The listing below should be written out exactly; please include all of it.

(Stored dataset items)
..............................

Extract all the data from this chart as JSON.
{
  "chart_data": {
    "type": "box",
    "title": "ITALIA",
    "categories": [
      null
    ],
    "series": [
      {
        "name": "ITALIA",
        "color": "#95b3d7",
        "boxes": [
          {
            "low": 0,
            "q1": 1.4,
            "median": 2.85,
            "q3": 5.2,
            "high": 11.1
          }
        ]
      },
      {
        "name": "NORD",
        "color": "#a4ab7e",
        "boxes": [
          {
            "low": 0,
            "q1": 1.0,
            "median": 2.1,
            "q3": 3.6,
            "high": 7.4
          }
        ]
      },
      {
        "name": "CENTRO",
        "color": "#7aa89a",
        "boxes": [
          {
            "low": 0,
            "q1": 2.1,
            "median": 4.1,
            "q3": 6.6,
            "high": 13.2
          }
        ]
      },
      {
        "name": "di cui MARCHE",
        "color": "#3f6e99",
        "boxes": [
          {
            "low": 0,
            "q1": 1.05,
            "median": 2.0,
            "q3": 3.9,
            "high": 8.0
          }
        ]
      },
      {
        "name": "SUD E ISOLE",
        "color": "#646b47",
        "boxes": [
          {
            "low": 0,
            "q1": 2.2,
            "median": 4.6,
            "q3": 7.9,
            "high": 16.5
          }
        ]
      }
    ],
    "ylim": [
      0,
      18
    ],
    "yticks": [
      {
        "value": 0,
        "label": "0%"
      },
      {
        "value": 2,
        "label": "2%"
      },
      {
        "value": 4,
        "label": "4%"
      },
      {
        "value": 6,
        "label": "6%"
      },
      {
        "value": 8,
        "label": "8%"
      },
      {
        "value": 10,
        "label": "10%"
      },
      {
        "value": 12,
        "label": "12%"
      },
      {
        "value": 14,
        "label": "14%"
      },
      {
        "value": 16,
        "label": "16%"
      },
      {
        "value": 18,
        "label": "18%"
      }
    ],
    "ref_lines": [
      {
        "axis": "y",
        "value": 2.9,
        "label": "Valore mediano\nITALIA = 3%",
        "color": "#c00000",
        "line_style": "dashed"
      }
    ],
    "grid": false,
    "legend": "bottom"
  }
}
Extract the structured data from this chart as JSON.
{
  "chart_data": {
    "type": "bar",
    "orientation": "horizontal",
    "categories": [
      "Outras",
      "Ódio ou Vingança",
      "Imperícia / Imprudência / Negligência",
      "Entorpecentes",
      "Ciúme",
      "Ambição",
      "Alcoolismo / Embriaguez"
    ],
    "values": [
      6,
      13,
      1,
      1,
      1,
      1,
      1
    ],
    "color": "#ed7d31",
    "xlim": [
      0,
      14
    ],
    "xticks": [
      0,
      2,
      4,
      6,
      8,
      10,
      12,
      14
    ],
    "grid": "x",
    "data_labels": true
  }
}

..............................

The response ->
Extract all the data from this chart as JSON.
{
  "chart_data": {
    "type": "box",
    "title": "ITALIA",
    "categories": [
      null
    ],
    "series": [
      {
        "name": "ITALIA",
        "color": "#95b3d7",
        "boxes": [
          {
            "low": 0,
            "q1": 1.4,
            "median": 2.85,
            "q3": 5.2,
            "high": 11.1
          }
        ]
      },
      {
        "name": "NORD",
        "color": "#a4ab7e",
        "boxes": [
          {
            "low": 0,
            "q1": 1.0,
            "median": 2.1,
            "q3": 3.6,
            "high": 7.4
          }
        ]
      },
      {
        "name": "CENTRO",
        "color": "#7aa89a",
        "boxes": [
          {
            "low": 0,
            "q1": 2.1,
            "median": 4.1,
            "q3": 6.6,
            "high": 13.2
          }
        ]
      },
      {
        "name": "di cui MARCHE",
        "color": "#3f6e99",
        "boxes": [
          {
            "low": 0,
            "q1": 1.05,
            "median": 2.0,
            "q3": 3.9,
            "high": 8.0
          }
        ]
      },
      {
        "name": "SUD E ISOLE",
        "color": "#646b47",
        "boxes": [
          {
            "low": 0,
            "q1": 2.2,
            "median": 4.6,
            "q3": 7.9,
            "high": 16.5
          }
        ]
      }
    ],
    "ylim": [
      0,
      18
    ],
    "yticks": [
      {
        "value": 0,
        "label": "0%"
      },
      {
        "value": 2,
        "label": "2%"
      },
      {
        "value": 4,
        "label": "4%"
      },
      {
        "value": 6,
        "label": "6%"
      },
      {
        "value": 8,
        "label": "8%"
      },
      {
        "value": 10,
        "label": "10%"
      },
      {
        "value": 12,
        "label": "12%"
      },
      {
        "value": 14,
        "label": "14%"
      },
      {
        "value": 16,
        "label": "16%"
      },
      {
        "value": 18,
        "label": "18%"
      }
    ],
    "ref_lines": [
      {
        "axis": "y",
        "value": 2.9,
        "label": "Valore mediano\nITALIA = 3%",
        "color": "#c00000",
        "line_style": "dashed"
      }
    ],
    "grid": false,
    "legend": "bottom"
  }
}
Extract the structured data from this chart as JSON.
{
  "chart_data": {
    "type": "bar",
    "orientation": "horizontal",
    "categories": [
      "Outras",
      "Ódio ou Vingança",
      "Imperícia / Imprudência / Negligência",
      "Entorpecentes",
      "Ciúme",
      "Ambição",
      "Alcoolismo / Embriaguez"
    ],
    "values": [
      6,
      13,
      1,
      1,
      1,
      1,
      1
    ],
    "color": "#ed7d31",
    "xlim": [
      0,
      14
    ],
    "xticks": [
      0,
      2,
      4,
      6,
      8,
      10,
      12,
      14
    ],
    "grid": "x",
    "data_labels": true
  }
}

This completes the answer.